INSTRUCTIONS FOR THE TASK:
The entries below should be given again exactly, minus their pictures.
==== DATA RECORDS
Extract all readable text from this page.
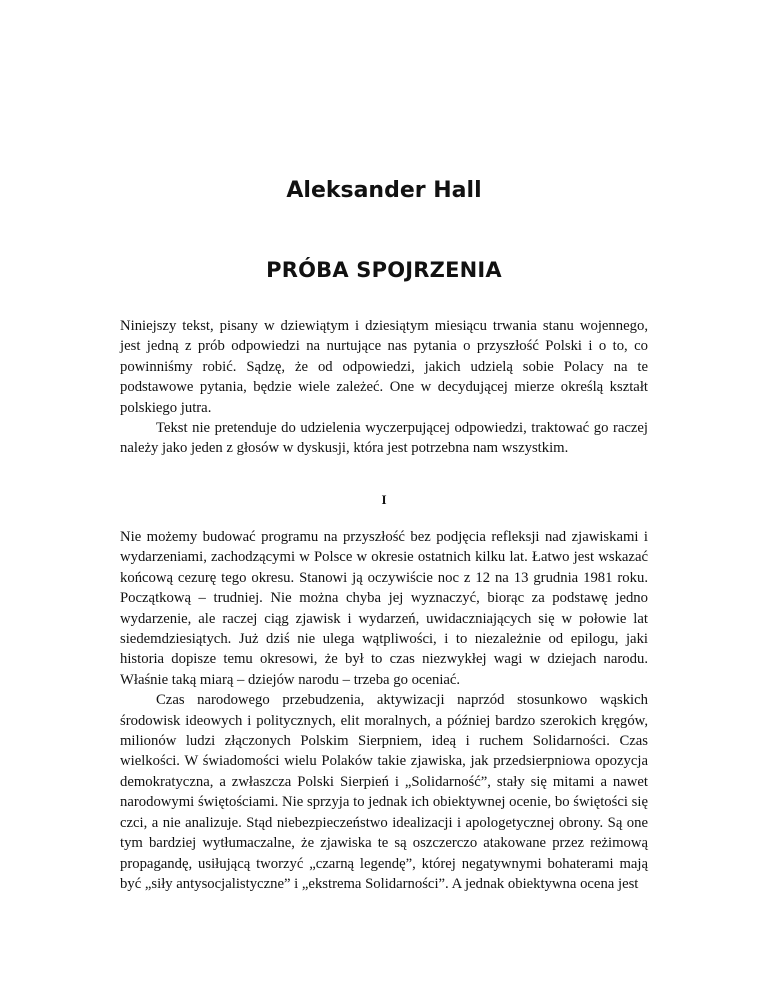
Aleksander Hall
PRÓBA SPOJRZENIA

Niniejszy tekst, pisany w dziewiątym i dziesiątym miesiącu trwania stanu wojennego, jest jedną z prób odpowiedzi na nurtujące nas pytania o przyszłość Polski i o to, co powinniśmy robić. Sądzę, że od odpowiedzi, jakich udzielą sobie Polacy na te podstawowe pytania, będzie wiele zależeć. One w decydującej mierze określą kształt polskiego jutra.

Tekst nie pretenduje do udzielenia wyczerpującej odpowiedzi, traktować go raczej należy jako jeden z głosów w dyskusji, która jest potrzebna nam wszystkim.

I

Nie możemy budować programu na przyszłość bez podjęcia refleksji nad zjawiskami i wydarzeniami, zachodzącymi w Polsce w okresie ostatnich kilku lat. Łatwo jest wskazać końcową cezurę tego okresu. Stanowi ją oczywiście noc z 12 na 13 grudnia 1981 roku. Początkową – trudniej. Nie można chyba jej wyznaczyć, biorąc za podstawę jedno wydarzenie, ale raczej ciąg zjawisk i wydarzeń, uwidaczniających się w połowie lat siedemdziesiątych. Już dziś nie ulega wątpliwości, i to niezależnie od epilogu, jaki historia dopisze temu okresowi, że był to czas niezwykłej wagi w dziejach narodu. Właśnie taką miarą – dziejów narodu – trzeba go oceniać.

Czas narodowego przebudzenia, aktywizacji naprzód stosunkowo wąskich środowisk ideowych i politycznych, elit moralnych, a później bardzo szerokich kręgów, milionów ludzi złączonych Polskim Sierpniem, ideą i ruchem Solidarności. Czas wielkości. W świadomości wielu Polaków takie zjawiska, jak przedsierpniowa opozycja demokratyczna, a zwłaszcza Polski Sierpień i „Solidarność”, stały się mitami a nawet narodowymi świętościami. Nie sprzyja to jednak ich obiektywnej ocenie, bo świętości się czci, a nie analizuje. Stąd niebezpieczeństwo idealizacji i apologetycznej obrony. Są one tym bardziej wytłumaczalne, że zjawiska te są oszczerczo atakowane przez reżimową propagandę, usiłującą tworzyć „czarną legendę”, której negatywnymi bohaterami mają być „siły antysocjalistyczne” i „ekstrema Solidarności”. A jednak obiektywna ocena jest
========
ANSWER IN FULL:
Extract all readable text from this page.
Aleksander Hall
PRÓBA SPOJRZENIA

Niniejszy tekst, pisany w dziewiątym i dziesiątym miesiącu trwania stanu wojennego, jest jedną z prób odpowiedzi na nurtujące nas pytania o przyszłość Polski i o to, co powinniśmy robić. Sądzę, że od odpowiedzi, jakich udzielą sobie Polacy na te podstawowe pytania, będzie wiele zależeć. One w decydującej mierze określą kształt polskiego jutra.

Tekst nie pretenduje do udzielenia wyczerpującej odpowiedzi, traktować go raczej należy jako jeden z głosów w dyskusji, która jest potrzebna nam wszystkim.

I

Nie możemy budować programu na przyszłość bez podjęcia refleksji nad zjawiskami i wydarzeniami, zachodzącymi w Polsce w okresie ostatnich kilku lat. Łatwo jest wskazać końcową cezurę tego okresu. Stanowi ją oczywiście noc z 12 na 13 grudnia 1981 roku. Początkową – trudniej. Nie można chyba jej wyznaczyć, biorąc za podstawę jedno wydarzenie, ale raczej ciąg zjawisk i wydarzeń, uwidaczniających się w połowie lat siedemdziesiątych. Już dziś nie ulega wątpliwości, i to niezależnie od epilogu, jaki historia dopisze temu okresowi, że był to czas niezwykłej wagi w dziejach narodu. Właśnie taką miarą – dziejów narodu – trzeba go oceniać.

Czas narodowego przebudzenia, aktywizacji naprzód stosunkowo wąskich środowisk ideowych i politycznych, elit moralnych, a później bardzo szerokich kręgów, milionów ludzi złączonych Polskim Sierpniem, ideą i ruchem Solidarności. Czas wielkości. W świadomości wielu Polaków takie zjawiska, jak przedsierpniowa opozycja demokratyczna, a zwłaszcza Polski Sierpień i „Solidarność”, stały się mitami a nawet narodowymi świętościami. Nie sprzyja to jednak ich obiektywnej ocenie, bo świętości się czci, a nie analizuje. Stąd niebezpieczeństwo idealizacji i apologetycznej obrony. Są one tym bardziej wytłumaczalne, że zjawiska te są oszczerczo atakowane przez reżimową propagandę, usiłującą tworzyć „czarną legendę”, której negatywnymi bohaterami mają być „siły antysocjalistyczne” i „ekstrema Solidarności”. A jednak obiektywna ocena jest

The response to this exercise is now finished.